Stored items
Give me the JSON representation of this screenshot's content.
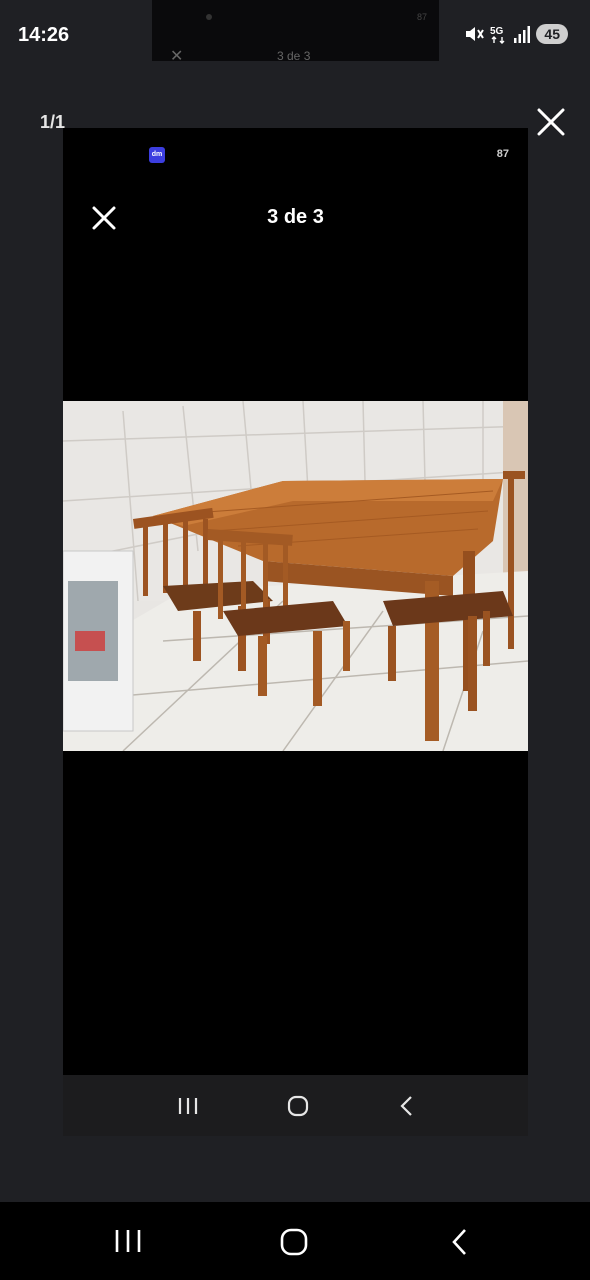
{
  "status_bar": {
    "time": "14:26",
    "network": "5G",
    "battery": "45"
  },
  "background_tab": {
    "title": "3 de 3",
    "corner_number": "87"
  },
  "viewer": {
    "page_counter": "1/1"
  },
  "inner_screen": {
    "app_icon_label": "dm",
    "corner_number": "87",
    "title": "3 de 3"
  },
  "colors": {
    "background": "#1f2024",
    "viewer_black": "#000000",
    "app_icon": "#3c3ee0",
    "battery_pill": "#cfcfcf"
  },
  "icons": {
    "outer_close": "close-icon",
    "inner_close": "close-icon",
    "recents": "recents-icon",
    "home": "home-icon",
    "back": "back-icon"
  }
}
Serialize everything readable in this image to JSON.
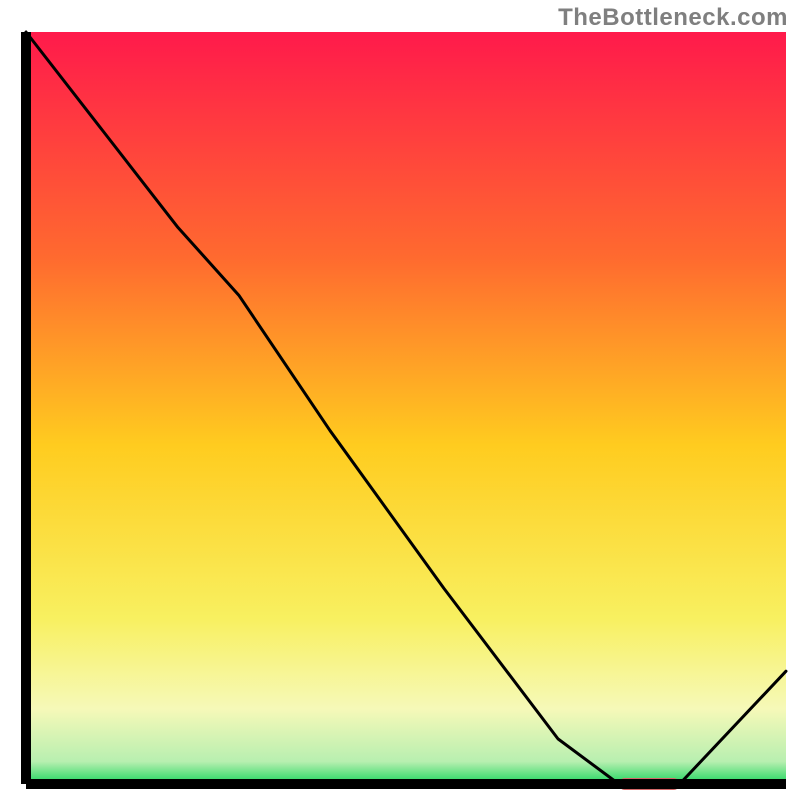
{
  "attribution": "TheBottleneck.com",
  "chart_data": {
    "type": "line",
    "title": "",
    "xlabel": "",
    "ylabel": "",
    "series": [
      {
        "name": "bottleneck-curve",
        "x": [
          0.0,
          0.1,
          0.2,
          0.28,
          0.4,
          0.55,
          0.7,
          0.78,
          0.82,
          0.86,
          1.0
        ],
        "values": [
          1.0,
          0.87,
          0.74,
          0.65,
          0.47,
          0.26,
          0.06,
          0.0,
          0.0,
          0.0,
          0.15
        ]
      }
    ],
    "xlim": [
      0,
      1
    ],
    "ylim": [
      0,
      1
    ],
    "marker": {
      "name": "highlight-marker",
      "x_range": [
        0.78,
        0.86
      ],
      "y": 0.0,
      "color": "#d46a6a"
    },
    "gradient_stops": [
      {
        "offset": 0.0,
        "color": "#ff1a4b"
      },
      {
        "offset": 0.3,
        "color": "#ff6a2f"
      },
      {
        "offset": 0.55,
        "color": "#ffcc1f"
      },
      {
        "offset": 0.78,
        "color": "#f8f060"
      },
      {
        "offset": 0.9,
        "color": "#f6f9b8"
      },
      {
        "offset": 0.97,
        "color": "#b8efb0"
      },
      {
        "offset": 1.0,
        "color": "#1fd65f"
      }
    ],
    "axis_color": "#000000",
    "line_color": "#000000",
    "line_width": 3.0
  }
}
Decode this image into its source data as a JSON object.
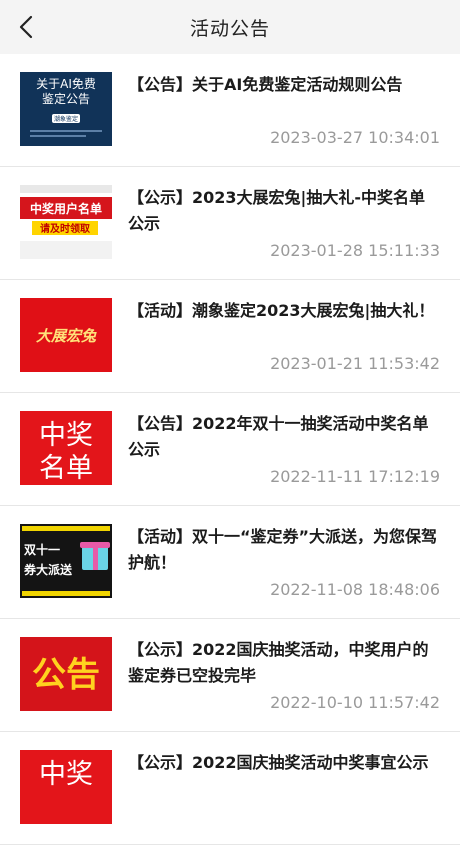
{
  "header": {
    "title": "活动公告"
  },
  "items": [
    {
      "title": "【公告】关于AI免费鉴定活动规则公告",
      "date": "2023-03-27 10:34:01",
      "thumb": {
        "line1": "关于AI免费",
        "line2": "鉴定公告",
        "badge": "潮象鉴定"
      }
    },
    {
      "title": "【公示】2023大展宏兔|抽大礼-中奖名单公示",
      "date": "2023-01-28 15:11:33",
      "thumb": {
        "line1": "中奖用户名单",
        "line2": "请及时领取"
      }
    },
    {
      "title": "【活动】潮象鉴定2023大展宏兔|抽大礼！",
      "date": "2023-01-21 11:53:42",
      "thumb": {
        "line1": "大展宏兔"
      }
    },
    {
      "title": "【公告】2022年双十一抽奖活动中奖名单公示",
      "date": "2022-11-11 17:12:19",
      "thumb": {
        "line1": "中奖",
        "line2": "名单"
      }
    },
    {
      "title": "【活动】双十一“鉴定券”大派送，为您保驾护航！",
      "date": "2022-11-08 18:48:06",
      "thumb": {
        "line1": "双十一",
        "line2": "券大派送"
      }
    },
    {
      "title": "【公示】2022国庆抽奖活动，中奖用户的鉴定券已空投完毕",
      "date": "2022-10-10 11:57:42",
      "thumb": {
        "line1": "公告"
      }
    },
    {
      "title": "【公示】2022国庆抽奖活动中奖事宜公示",
      "date": "",
      "thumb": {
        "line1": "中奖"
      }
    }
  ]
}
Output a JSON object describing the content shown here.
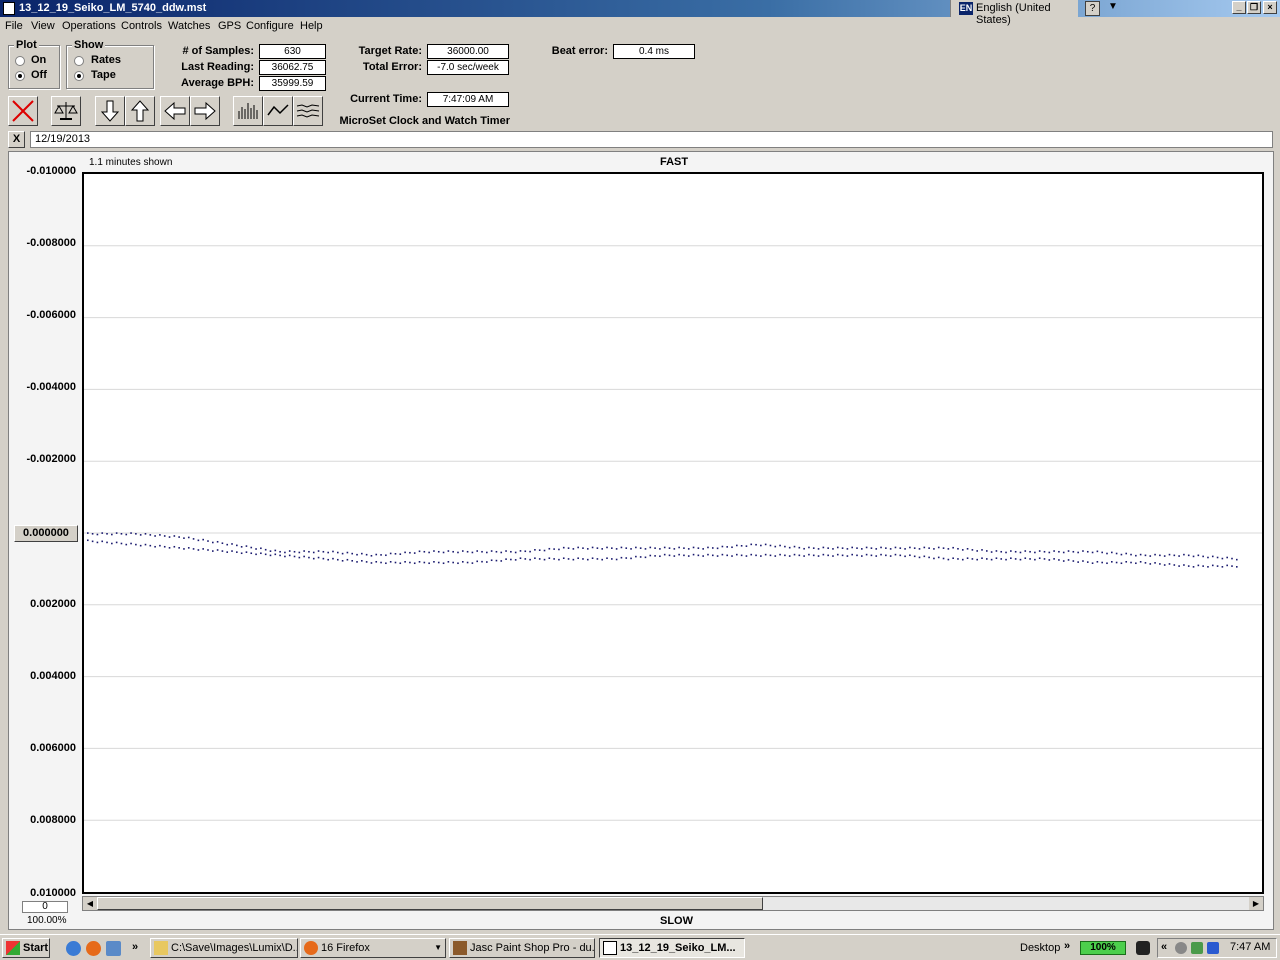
{
  "window": {
    "title": "13_12_19_Seiko_LM_5740_ddw.mst"
  },
  "language": {
    "badge": "EN",
    "label": "English (United States)"
  },
  "titlebar_help": "?",
  "menu": [
    "File",
    "View",
    "Operations",
    "Controls",
    "Watches",
    "GPS",
    "Configure",
    "Help"
  ],
  "plot_group": {
    "label": "Plot",
    "options": [
      "On",
      "Off"
    ],
    "selected": "Off"
  },
  "show_group": {
    "label": "Show",
    "options": [
      "Rates",
      "Tape"
    ],
    "selected": "Tape"
  },
  "stats": {
    "samples_label": "# of Samples:",
    "samples": "630",
    "last_reading_label": "Last Reading:",
    "last_reading": "36062.75",
    "avg_bph_label": "Average BPH:",
    "avg_bph": "35999.59",
    "target_rate_label": "Target Rate:",
    "target_rate": "36000.00",
    "total_error_label": "Total Error:",
    "total_error": "-7.0 sec/week",
    "current_time_label": "Current Time:",
    "current_time": "7:47:09 AM",
    "beat_error_label": "Beat error:",
    "beat_error": "0.4 ms"
  },
  "app_name": "MicroSet Clock and Watch Timer",
  "date_bar": {
    "close": "X",
    "date": "12/19/2013"
  },
  "chart_data": {
    "type": "scatter",
    "title_top": "FAST",
    "title_bottom": "SLOW",
    "note": "1.1 minutes shown",
    "y_ticks": [
      "-0.010000",
      "-0.008000",
      "-0.006000",
      "-0.004000",
      "-0.002000",
      "0.000000",
      "0.002000",
      "0.004000",
      "0.006000",
      "0.008000",
      "0.010000"
    ],
    "ylim": [
      -0.01,
      0.01
    ],
    "y_inverted": true,
    "series": [
      {
        "values": [
          0.0,
          0.0,
          0.0001,
          0.0003,
          0.0005,
          0.0005,
          0.0006,
          0.0005,
          0.0005,
          0.0005,
          0.0004,
          0.0004,
          0.0004,
          0.0004,
          0.0003,
          0.0004,
          0.0004,
          0.0004,
          0.0004,
          0.0005,
          0.0005,
          0.0005,
          0.0006,
          0.0006,
          0.0007
        ]
      },
      {
        "values": [
          0.0002,
          0.0003,
          0.0004,
          0.0005,
          0.0006,
          0.0007,
          0.0008,
          0.0008,
          0.0008,
          0.0007,
          0.0007,
          0.0007,
          0.0006,
          0.0006,
          0.0006,
          0.0006,
          0.0006,
          0.0006,
          0.0007,
          0.0007,
          0.0007,
          0.0008,
          0.0008,
          0.0009,
          0.0009
        ]
      }
    ],
    "color": "#1a1a6e"
  },
  "zero_button": "0.000000",
  "zoom_value": "0",
  "zoom_percent": "100.00%",
  "taskbar": {
    "start": "Start",
    "more": "»",
    "items": [
      {
        "label": "C:\\Save\\Images\\Lumix\\D..."
      },
      {
        "label": "16 Firefox"
      },
      {
        "label": "Jasc Paint Shop Pro - du..."
      },
      {
        "label": "13_12_19_Seiko_LM..."
      }
    ],
    "desktop": "Desktop",
    "desktop_more": "»",
    "battery": "100%",
    "tray_more": "«",
    "clock": "7:47 AM"
  }
}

To do: Every line of the data should be copied as it stands, without the images.

Answer below:
Give me the JSON representation of this screenshot's content.
{
  "status_bar": {
    "time": "14:26",
    "network": "5G",
    "battery": "45"
  },
  "background_tab": {
    "title": "3 de 3",
    "corner_number": "87"
  },
  "viewer": {
    "page_counter": "1/1"
  },
  "inner_screen": {
    "app_icon_label": "dm",
    "corner_number": "87",
    "title": "3 de 3"
  },
  "colors": {
    "background": "#1f2024",
    "viewer_black": "#000000",
    "app_icon": "#3c3ee0",
    "battery_pill": "#cfcfcf"
  },
  "icons": {
    "outer_close": "close-icon",
    "inner_close": "close-icon",
    "recents": "recents-icon",
    "home": "home-icon",
    "back": "back-icon"
  }
}
Serialize everything readable in this image to JSON.
{
  "attribution": "TheBottleneck.com",
  "chart_data": {
    "type": "line",
    "title": "",
    "xlabel": "",
    "ylabel": "",
    "series": [
      {
        "name": "bottleneck-curve",
        "x": [
          0.0,
          0.1,
          0.2,
          0.28,
          0.4,
          0.55,
          0.7,
          0.78,
          0.82,
          0.86,
          1.0
        ],
        "values": [
          1.0,
          0.87,
          0.74,
          0.65,
          0.47,
          0.26,
          0.06,
          0.0,
          0.0,
          0.0,
          0.15
        ]
      }
    ],
    "xlim": [
      0,
      1
    ],
    "ylim": [
      0,
      1
    ],
    "marker": {
      "name": "highlight-marker",
      "x_range": [
        0.78,
        0.86
      ],
      "y": 0.0,
      "color": "#d46a6a"
    },
    "gradient_stops": [
      {
        "offset": 0.0,
        "color": "#ff1a4b"
      },
      {
        "offset": 0.3,
        "color": "#ff6a2f"
      },
      {
        "offset": 0.55,
        "color": "#ffcc1f"
      },
      {
        "offset": 0.78,
        "color": "#f8f060"
      },
      {
        "offset": 0.9,
        "color": "#f6f9b8"
      },
      {
        "offset": 0.97,
        "color": "#b8efb0"
      },
      {
        "offset": 1.0,
        "color": "#1fd65f"
      }
    ],
    "axis_color": "#000000",
    "line_color": "#000000",
    "line_width": 3.0
  }
}
Decode this image into its source data as a JSON object.
{
  "header": {
    "title": "活动公告"
  },
  "items": [
    {
      "title": "【公告】关于AI免费鉴定活动规则公告",
      "date": "2023-03-27 10:34:01",
      "thumb": {
        "line1": "关于AI免费",
        "line2": "鉴定公告",
        "badge": "潮象鉴定"
      }
    },
    {
      "title": "【公示】2023大展宏兔|抽大礼-中奖名单公示",
      "date": "2023-01-28 15:11:33",
      "thumb": {
        "line1": "中奖用户名单",
        "line2": "请及时领取"
      }
    },
    {
      "title": "【活动】潮象鉴定2023大展宏兔|抽大礼！",
      "date": "2023-01-21 11:53:42",
      "thumb": {
        "line1": "大展宏兔"
      }
    },
    {
      "title": "【公告】2022年双十一抽奖活动中奖名单公示",
      "date": "2022-11-11 17:12:19",
      "thumb": {
        "line1": "中奖",
        "line2": "名单"
      }
    },
    {
      "title": "【活动】双十一“鉴定券”大派送，为您保驾护航！",
      "date": "2022-11-08 18:48:06",
      "thumb": {
        "line1": "双十一",
        "line2": "券大派送"
      }
    },
    {
      "title": "【公示】2022国庆抽奖活动，中奖用户的鉴定券已空投完毕",
      "date": "2022-10-10 11:57:42",
      "thumb": {
        "line1": "公告"
      }
    },
    {
      "title": "【公示】2022国庆抽奖活动中奖事宜公示",
      "date": "",
      "thumb": {
        "line1": "中奖"
      }
    }
  ]
}
Output a JSON object describing the content shown here.
{
  "window": {
    "title": "13_12_19_Seiko_LM_5740_ddw.mst"
  },
  "language": {
    "badge": "EN",
    "label": "English (United States)"
  },
  "titlebar_help": "?",
  "menu": [
    "File",
    "View",
    "Operations",
    "Controls",
    "Watches",
    "GPS",
    "Configure",
    "Help"
  ],
  "plot_group": {
    "label": "Plot",
    "options": [
      "On",
      "Off"
    ],
    "selected": "Off"
  },
  "show_group": {
    "label": "Show",
    "options": [
      "Rates",
      "Tape"
    ],
    "selected": "Tape"
  },
  "stats": {
    "samples_label": "# of Samples:",
    "samples": "630",
    "last_reading_label": "Last Reading:",
    "last_reading": "36062.75",
    "avg_bph_label": "Average BPH:",
    "avg_bph": "35999.59",
    "target_rate_label": "Target Rate:",
    "target_rate": "36000.00",
    "total_error_label": "Total Error:",
    "total_error": "-7.0 sec/week",
    "current_time_label": "Current Time:",
    "current_time": "7:47:09 AM",
    "beat_error_label": "Beat error:",
    "beat_error": "0.4 ms"
  },
  "app_name": "MicroSet Clock and Watch Timer",
  "date_bar": {
    "close": "X",
    "date": "12/19/2013"
  },
  "chart_data": {
    "type": "scatter",
    "title_top": "FAST",
    "title_bottom": "SLOW",
    "note": "1.1 minutes shown",
    "y_ticks": [
      "-0.010000",
      "-0.008000",
      "-0.006000",
      "-0.004000",
      "-0.002000",
      "0.000000",
      "0.002000",
      "0.004000",
      "0.006000",
      "0.008000",
      "0.010000"
    ],
    "ylim": [
      -0.01,
      0.01
    ],
    "y_inverted": true,
    "series": [
      {
        "values": [
          0.0,
          0.0,
          0.0001,
          0.0003,
          0.0005,
          0.0005,
          0.0006,
          0.0005,
          0.0005,
          0.0005,
          0.0004,
          0.0004,
          0.0004,
          0.0004,
          0.0003,
          0.0004,
          0.0004,
          0.0004,
          0.0004,
          0.0005,
          0.0005,
          0.0005,
          0.0006,
          0.0006,
          0.0007
        ]
      },
      {
        "values": [
          0.0002,
          0.0003,
          0.0004,
          0.0005,
          0.0006,
          0.0007,
          0.0008,
          0.0008,
          0.0008,
          0.0007,
          0.0007,
          0.0007,
          0.0006,
          0.0006,
          0.0006,
          0.0006,
          0.0006,
          0.0006,
          0.0007,
          0.0007,
          0.0007,
          0.0008,
          0.0008,
          0.0009,
          0.0009
        ]
      }
    ],
    "color": "#1a1a6e"
  },
  "zero_button": "0.000000",
  "zoom_value": "0",
  "zoom_percent": "100.00%",
  "taskbar": {
    "start": "Start",
    "more": "»",
    "items": [
      {
        "label": "C:\\Save\\Images\\Lumix\\D..."
      },
      {
        "label": "16 Firefox"
      },
      {
        "label": "Jasc Paint Shop Pro - du..."
      },
      {
        "label": "13_12_19_Seiko_LM..."
      }
    ],
    "desktop": "Desktop",
    "desktop_more": "»",
    "battery": "100%",
    "tray_more": "«",
    "clock": "7:47 AM"
  }
}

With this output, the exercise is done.